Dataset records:
================
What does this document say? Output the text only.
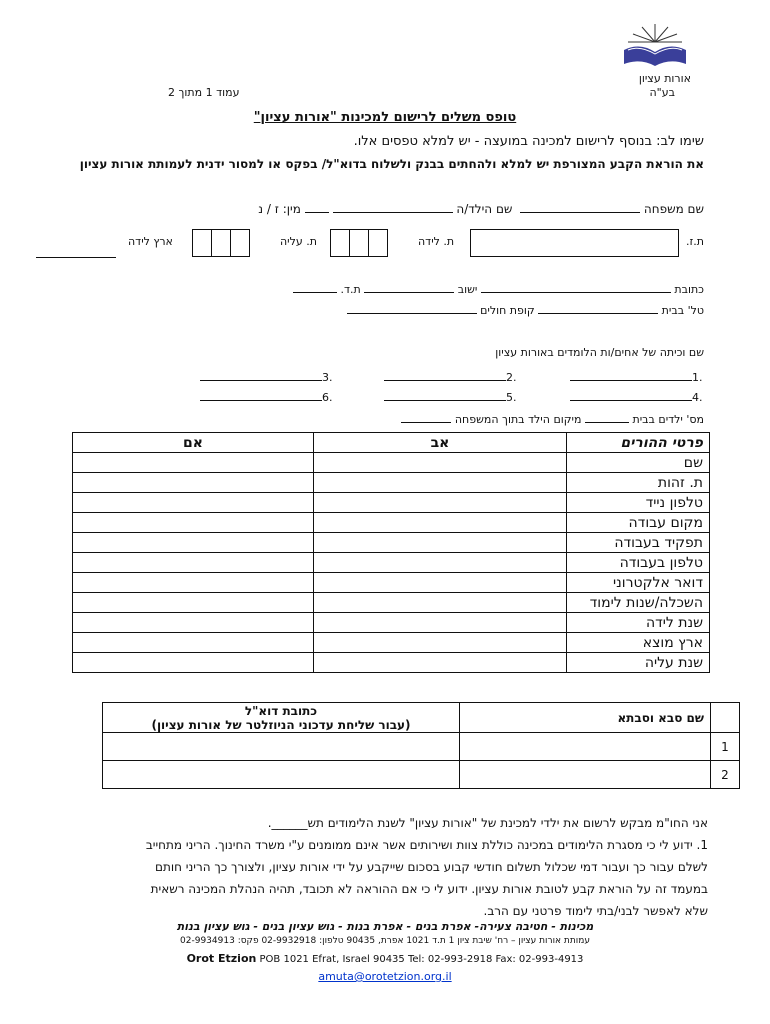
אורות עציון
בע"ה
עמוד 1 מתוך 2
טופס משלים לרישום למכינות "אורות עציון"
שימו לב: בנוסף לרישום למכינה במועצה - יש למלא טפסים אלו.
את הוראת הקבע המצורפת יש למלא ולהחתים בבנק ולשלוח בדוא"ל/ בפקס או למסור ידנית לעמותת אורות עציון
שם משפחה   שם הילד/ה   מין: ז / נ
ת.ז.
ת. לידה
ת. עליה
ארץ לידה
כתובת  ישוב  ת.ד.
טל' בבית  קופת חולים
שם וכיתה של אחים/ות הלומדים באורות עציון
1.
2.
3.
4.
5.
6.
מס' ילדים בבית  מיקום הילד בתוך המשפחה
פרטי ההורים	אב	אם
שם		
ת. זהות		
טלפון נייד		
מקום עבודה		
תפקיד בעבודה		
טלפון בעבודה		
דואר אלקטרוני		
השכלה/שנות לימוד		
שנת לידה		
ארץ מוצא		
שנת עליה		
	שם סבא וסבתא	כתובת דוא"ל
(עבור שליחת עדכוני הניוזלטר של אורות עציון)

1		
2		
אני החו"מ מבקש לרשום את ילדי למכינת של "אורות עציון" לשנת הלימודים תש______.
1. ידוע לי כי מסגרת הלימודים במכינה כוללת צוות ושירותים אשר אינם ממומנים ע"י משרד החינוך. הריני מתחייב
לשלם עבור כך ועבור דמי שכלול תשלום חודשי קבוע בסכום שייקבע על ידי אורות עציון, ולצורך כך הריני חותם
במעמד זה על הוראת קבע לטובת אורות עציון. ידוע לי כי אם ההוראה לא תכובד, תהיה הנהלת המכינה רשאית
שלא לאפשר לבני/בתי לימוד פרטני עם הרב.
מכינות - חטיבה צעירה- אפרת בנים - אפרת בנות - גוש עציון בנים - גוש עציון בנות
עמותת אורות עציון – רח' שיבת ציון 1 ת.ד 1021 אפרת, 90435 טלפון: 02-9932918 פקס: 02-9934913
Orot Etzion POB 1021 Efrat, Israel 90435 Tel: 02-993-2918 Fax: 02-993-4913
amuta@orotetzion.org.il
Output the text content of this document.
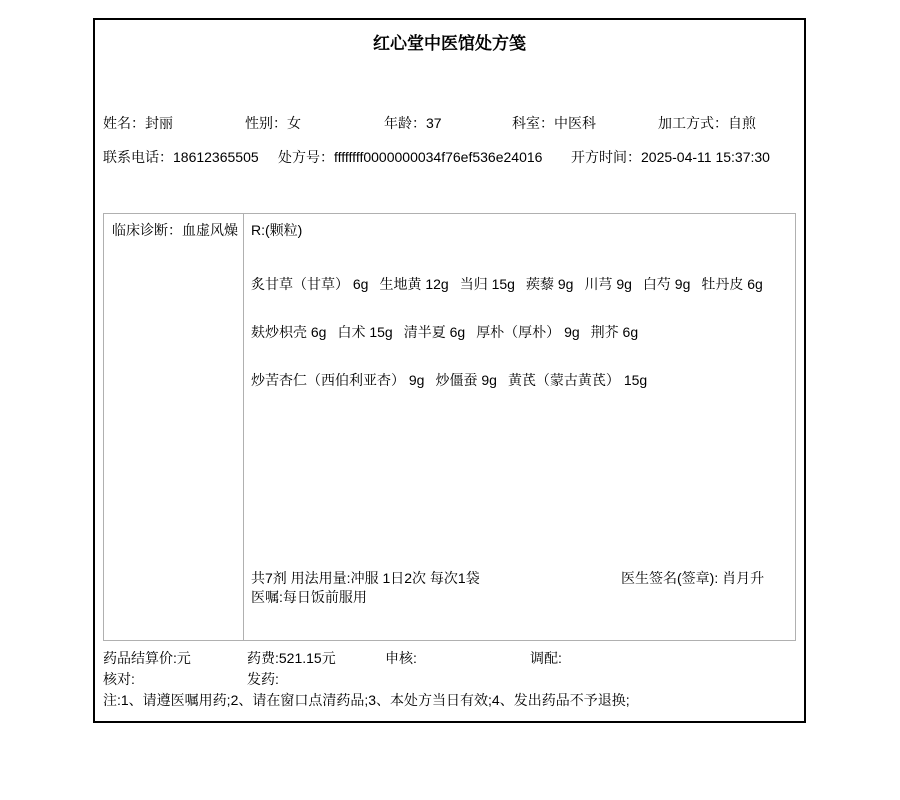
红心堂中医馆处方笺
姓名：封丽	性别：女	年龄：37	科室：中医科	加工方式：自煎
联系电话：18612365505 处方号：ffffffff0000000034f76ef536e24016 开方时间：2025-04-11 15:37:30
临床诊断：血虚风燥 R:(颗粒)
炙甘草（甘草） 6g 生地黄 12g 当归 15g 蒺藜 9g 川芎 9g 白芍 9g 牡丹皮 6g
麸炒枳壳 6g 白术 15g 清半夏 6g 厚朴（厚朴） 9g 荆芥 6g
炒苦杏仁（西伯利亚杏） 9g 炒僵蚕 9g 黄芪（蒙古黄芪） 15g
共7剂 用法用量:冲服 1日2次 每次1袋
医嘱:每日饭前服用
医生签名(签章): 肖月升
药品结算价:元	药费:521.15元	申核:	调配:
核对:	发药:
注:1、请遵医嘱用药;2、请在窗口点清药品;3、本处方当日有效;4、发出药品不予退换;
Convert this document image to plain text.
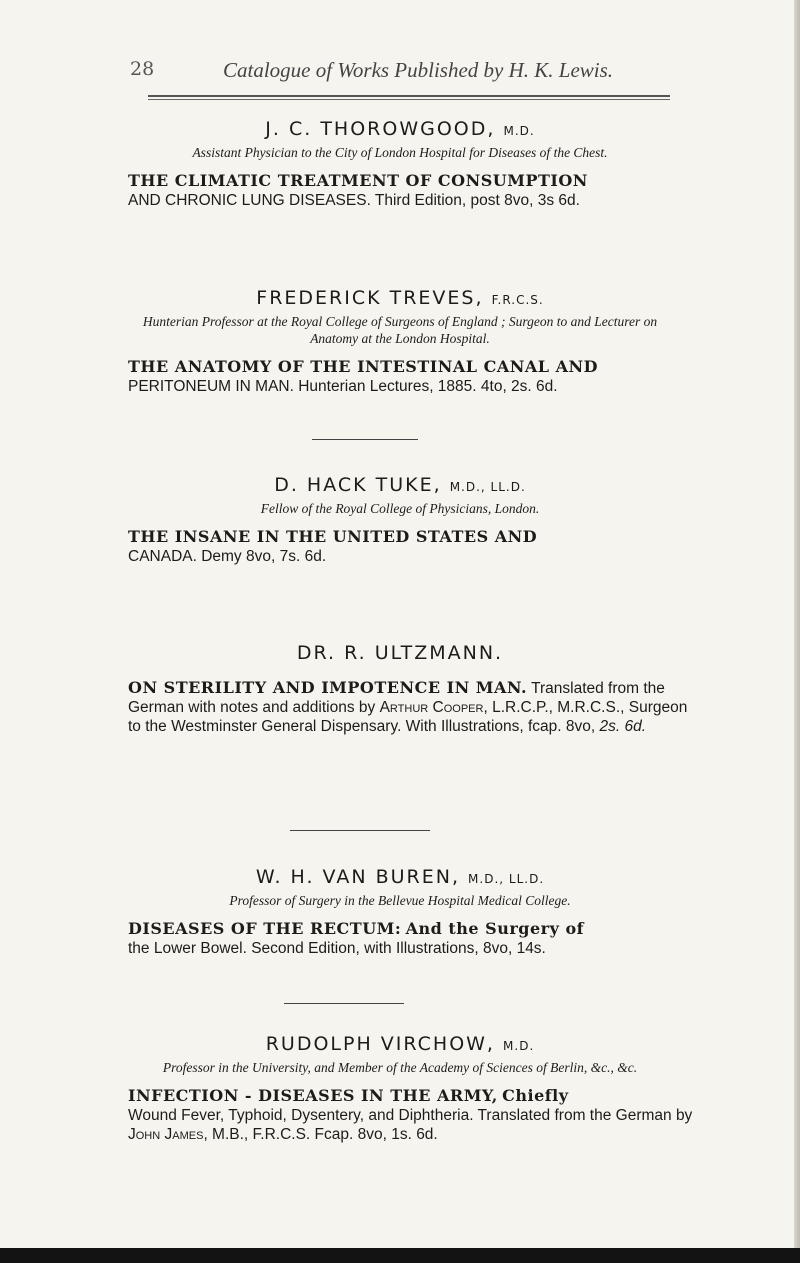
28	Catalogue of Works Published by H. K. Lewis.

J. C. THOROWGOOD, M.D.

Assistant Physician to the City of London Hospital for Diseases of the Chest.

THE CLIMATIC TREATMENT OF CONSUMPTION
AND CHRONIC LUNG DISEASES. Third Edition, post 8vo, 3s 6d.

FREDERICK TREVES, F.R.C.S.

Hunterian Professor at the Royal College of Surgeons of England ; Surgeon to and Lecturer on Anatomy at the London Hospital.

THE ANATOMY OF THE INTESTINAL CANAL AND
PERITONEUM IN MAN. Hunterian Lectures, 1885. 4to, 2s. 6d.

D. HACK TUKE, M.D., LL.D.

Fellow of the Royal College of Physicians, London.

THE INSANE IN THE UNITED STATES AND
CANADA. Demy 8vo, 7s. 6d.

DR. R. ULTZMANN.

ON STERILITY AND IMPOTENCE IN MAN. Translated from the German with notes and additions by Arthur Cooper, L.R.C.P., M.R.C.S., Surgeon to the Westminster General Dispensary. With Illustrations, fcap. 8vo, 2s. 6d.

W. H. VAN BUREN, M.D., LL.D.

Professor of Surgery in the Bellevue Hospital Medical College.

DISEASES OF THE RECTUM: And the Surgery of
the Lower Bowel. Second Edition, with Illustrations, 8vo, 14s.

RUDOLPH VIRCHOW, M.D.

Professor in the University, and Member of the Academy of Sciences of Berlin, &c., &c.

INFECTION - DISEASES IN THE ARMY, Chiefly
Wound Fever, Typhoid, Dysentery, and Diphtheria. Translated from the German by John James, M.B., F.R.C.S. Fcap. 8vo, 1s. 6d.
================
* [THE PROBLEM] Of the lines in this material, state how many hold the string "ידוע". Write no other words.

* [WRITTEN ANSWER] 2